++++ Fragmento seleccionado

En aquellos meses, busqué con desesperación información sobre la enfermedad. Hospitales, universidades y laboratorios seguían investigando sin éxito la cura para la Esclerosis Lateral Amiotrófica (ELA) o “enfermedad de Lou Gehrig”, en honor al famoso beisbolista que la sufrió. Los ensayos clínicos eran escasos e inciertos, y reservados solo para estadounidenses.

Mi mamá murió cinco años después, en 1999, a los 70 años. El ELA le había consumido cada signo vital de su cuerpo, aunque no su claridad mental, que mantuvo hasta el último aliento. Eligió irse un 10 de abril, el mismo día que su mamá lo había hecho 31 años antes. Hasta el final, con un movimiento de ojos le ordenaba a mi papá que llamara a Miami o Madrid para saludar a sus nietos en los cumpleaños. Todo en su vida era importante, incluso los pequeños detalles.

Falleció bajo los cuidados intensos de mi papá. En su carta, ya con las fuerzas flacas, enaltecía aquellos cuidados y al amor de su vida: “Papi me ayuda mucho, hace de enfermero, cocinero, cadete. Muy rico por dentro, esto me tonifica”. Mi papá decidió acompañarla años después, el 14 de octubre de 2012, cerrando otro ciclo generacional que se había iniciado muchos siglos antes con los Trotti y los Trossero en los alrededores de Castellazzo Bormida y de Pinerolo, en el Piamonte italiano.

Por muchos años deambulé retobado contra la ironía de la vida. No podía entender cómo una persona tan enérgica y de fe irreductible podía apagarse perdiendo la vida a cuentagotas por cinco años. Dudé muchas veces si en el martirio de sus últimos días, postrada, inerte y casi sin aliento, habría perdido la fe atrapada en aquel “mañana no sé”, o si mantuvo su credo: “Mi fe será mi salvación”.

Años después, más tranquilo, volví a enfrentarme al ELA cuando murió el reconocido científico Stephen Hawking, en marzo de 2018. Para entonces, la enfermedad seguía sin cura, pero era más conocida debido a que las estrellas de Hollywood se arrojaban baldes de agua helada sobre la cabeza para despertar conciencia.

++++++++
++++ Datos dados

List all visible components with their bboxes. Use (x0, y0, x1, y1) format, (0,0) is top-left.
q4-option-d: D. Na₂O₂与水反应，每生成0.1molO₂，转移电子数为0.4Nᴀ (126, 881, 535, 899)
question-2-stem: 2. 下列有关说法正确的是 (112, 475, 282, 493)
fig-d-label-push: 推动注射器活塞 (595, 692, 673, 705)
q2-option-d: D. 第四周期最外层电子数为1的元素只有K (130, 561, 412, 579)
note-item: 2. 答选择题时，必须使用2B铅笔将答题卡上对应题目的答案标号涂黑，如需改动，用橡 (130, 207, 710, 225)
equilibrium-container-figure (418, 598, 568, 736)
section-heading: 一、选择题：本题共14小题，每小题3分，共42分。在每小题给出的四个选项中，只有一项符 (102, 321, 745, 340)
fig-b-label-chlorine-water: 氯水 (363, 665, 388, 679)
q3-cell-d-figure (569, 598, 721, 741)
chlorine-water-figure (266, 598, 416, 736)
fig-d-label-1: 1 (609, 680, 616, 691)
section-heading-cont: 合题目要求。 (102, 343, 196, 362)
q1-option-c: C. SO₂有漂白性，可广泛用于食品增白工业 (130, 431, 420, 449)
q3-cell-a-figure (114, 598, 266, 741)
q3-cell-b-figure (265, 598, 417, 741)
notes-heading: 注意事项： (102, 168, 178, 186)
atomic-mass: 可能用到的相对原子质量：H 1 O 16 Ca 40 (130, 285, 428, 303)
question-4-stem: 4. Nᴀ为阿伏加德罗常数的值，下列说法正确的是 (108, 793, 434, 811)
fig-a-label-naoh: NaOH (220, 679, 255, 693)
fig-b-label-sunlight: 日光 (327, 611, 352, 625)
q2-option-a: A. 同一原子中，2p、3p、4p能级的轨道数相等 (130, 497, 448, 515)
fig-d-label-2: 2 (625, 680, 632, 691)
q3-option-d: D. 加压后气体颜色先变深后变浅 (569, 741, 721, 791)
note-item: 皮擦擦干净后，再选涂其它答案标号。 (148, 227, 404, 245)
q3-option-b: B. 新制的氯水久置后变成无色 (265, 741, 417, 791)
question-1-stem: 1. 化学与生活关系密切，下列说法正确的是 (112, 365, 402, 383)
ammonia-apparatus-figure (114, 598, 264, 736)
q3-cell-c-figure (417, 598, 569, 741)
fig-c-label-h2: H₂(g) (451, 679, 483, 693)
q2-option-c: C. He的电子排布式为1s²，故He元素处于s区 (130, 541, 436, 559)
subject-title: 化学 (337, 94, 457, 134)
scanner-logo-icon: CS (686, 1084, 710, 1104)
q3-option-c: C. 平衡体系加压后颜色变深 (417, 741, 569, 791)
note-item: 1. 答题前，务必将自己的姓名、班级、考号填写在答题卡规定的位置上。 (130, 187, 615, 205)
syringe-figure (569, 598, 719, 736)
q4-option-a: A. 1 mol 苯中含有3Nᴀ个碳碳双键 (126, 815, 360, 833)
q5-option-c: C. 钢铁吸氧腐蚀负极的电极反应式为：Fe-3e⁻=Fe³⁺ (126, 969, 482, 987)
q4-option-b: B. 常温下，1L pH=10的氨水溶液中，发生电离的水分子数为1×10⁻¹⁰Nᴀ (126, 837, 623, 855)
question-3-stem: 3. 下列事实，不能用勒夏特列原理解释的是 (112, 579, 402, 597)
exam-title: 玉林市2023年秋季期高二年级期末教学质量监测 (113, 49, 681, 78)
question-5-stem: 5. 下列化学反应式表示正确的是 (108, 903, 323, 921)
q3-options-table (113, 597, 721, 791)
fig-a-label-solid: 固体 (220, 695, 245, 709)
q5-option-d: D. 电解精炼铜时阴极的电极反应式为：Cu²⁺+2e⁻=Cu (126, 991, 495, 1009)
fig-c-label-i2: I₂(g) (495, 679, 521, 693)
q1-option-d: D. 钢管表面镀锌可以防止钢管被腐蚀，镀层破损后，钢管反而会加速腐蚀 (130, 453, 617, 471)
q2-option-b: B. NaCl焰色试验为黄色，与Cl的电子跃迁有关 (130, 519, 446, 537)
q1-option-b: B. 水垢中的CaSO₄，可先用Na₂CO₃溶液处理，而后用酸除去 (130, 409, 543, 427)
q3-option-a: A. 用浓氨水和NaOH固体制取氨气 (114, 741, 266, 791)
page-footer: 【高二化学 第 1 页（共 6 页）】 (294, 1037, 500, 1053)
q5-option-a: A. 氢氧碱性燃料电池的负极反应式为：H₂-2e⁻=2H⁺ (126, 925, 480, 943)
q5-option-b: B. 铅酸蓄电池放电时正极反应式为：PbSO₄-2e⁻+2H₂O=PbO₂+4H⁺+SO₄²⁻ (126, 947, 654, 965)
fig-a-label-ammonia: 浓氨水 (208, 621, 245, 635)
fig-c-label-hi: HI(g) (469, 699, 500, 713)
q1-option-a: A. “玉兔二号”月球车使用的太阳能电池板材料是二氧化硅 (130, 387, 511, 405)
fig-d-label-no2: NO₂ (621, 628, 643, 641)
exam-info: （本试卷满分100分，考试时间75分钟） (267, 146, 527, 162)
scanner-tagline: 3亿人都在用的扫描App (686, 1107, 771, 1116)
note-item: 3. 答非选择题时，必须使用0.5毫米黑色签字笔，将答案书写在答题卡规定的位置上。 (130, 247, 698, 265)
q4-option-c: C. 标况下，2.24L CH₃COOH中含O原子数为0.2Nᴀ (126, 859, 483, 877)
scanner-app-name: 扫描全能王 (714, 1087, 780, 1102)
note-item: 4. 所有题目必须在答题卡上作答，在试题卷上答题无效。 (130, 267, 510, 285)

++++++++

### Preguntas para responder
**A)** Enumera todas las fechas del calendario (con día, mes o año) que aparecen en el fragmento.
**B)** Resume en forma de lista el párrafo del fragmento que empieza con "Falleció bajo los cuidados", sin perder sus datos principales.
**C)** Copia el tramo del fragmento que va desde "En aquellos meses, busqué" hasta "solo para estadounidenses.", cambiando "beisbolista" por "jugador de béisbol".

### Respuestas en orden
**A)**
- 1999
- 10 de abril
- 14 de octubre de 2012
- marzo de 2018

**B)**
- Murió bajo los cuidados intensos del papá.
- En su carta, ya débil, elogiaba esos cuidados y al amor de su vida: "Papi me ayuda mucho, hace de enfermero, cocinero, cadete. Muy rico por dentro, esto me tonifica".
- El papá murió el 14 de octubre de 2012.
- Con eso se cerró otro ciclo familiar que había empezado siglos antes con los Trotti y los Trossero, cerca de Castellazzo Bormida y Pinerolo, en el Piamonte italiano.

**C)**
En aquellos meses, busqué con desesperación información sobre la enfermedad. Hospitales, universidades y laboratorios seguían investigando sin éxito la cura para la Esclerosis Lateral Amiotrófica (ELA) o “enfermedad de Lou Gehrig”, en honor al famoso jugador de béisbol que la sufrió. Los ensayos clínicos eran escasos e inciertos, y reservados solo para estadounidenses.